» **What the exercise asks**: Could you write out the records below exactly as they appear, leaving out any pictures?

» **Material**:
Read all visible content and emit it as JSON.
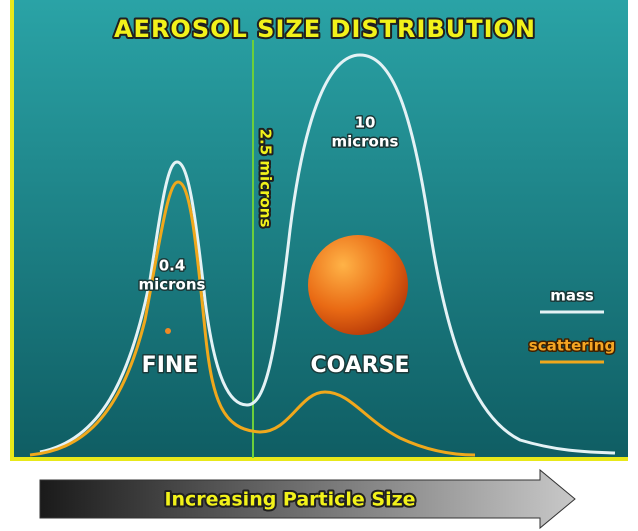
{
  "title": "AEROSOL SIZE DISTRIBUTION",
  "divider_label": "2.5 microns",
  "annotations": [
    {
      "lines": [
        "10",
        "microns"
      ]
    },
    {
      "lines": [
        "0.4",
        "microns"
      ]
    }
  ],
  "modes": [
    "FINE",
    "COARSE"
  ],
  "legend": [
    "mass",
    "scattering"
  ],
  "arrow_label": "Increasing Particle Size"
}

» **Task solution**:
Read all visible content and emit it as JSON.
{
  "title": "AEROSOL SIZE DISTRIBUTION",
  "divider_label": "2.5 microns",
  "annotations": [
    {
      "lines": [
        "10",
        "microns"
      ]
    },
    {
      "lines": [
        "0.4",
        "microns"
      ]
    }
  ],
  "modes": [
    "FINE",
    "COARSE"
  ],
  "legend": [
    "mass",
    "scattering"
  ],
  "arrow_label": "Increasing Particle Size"
}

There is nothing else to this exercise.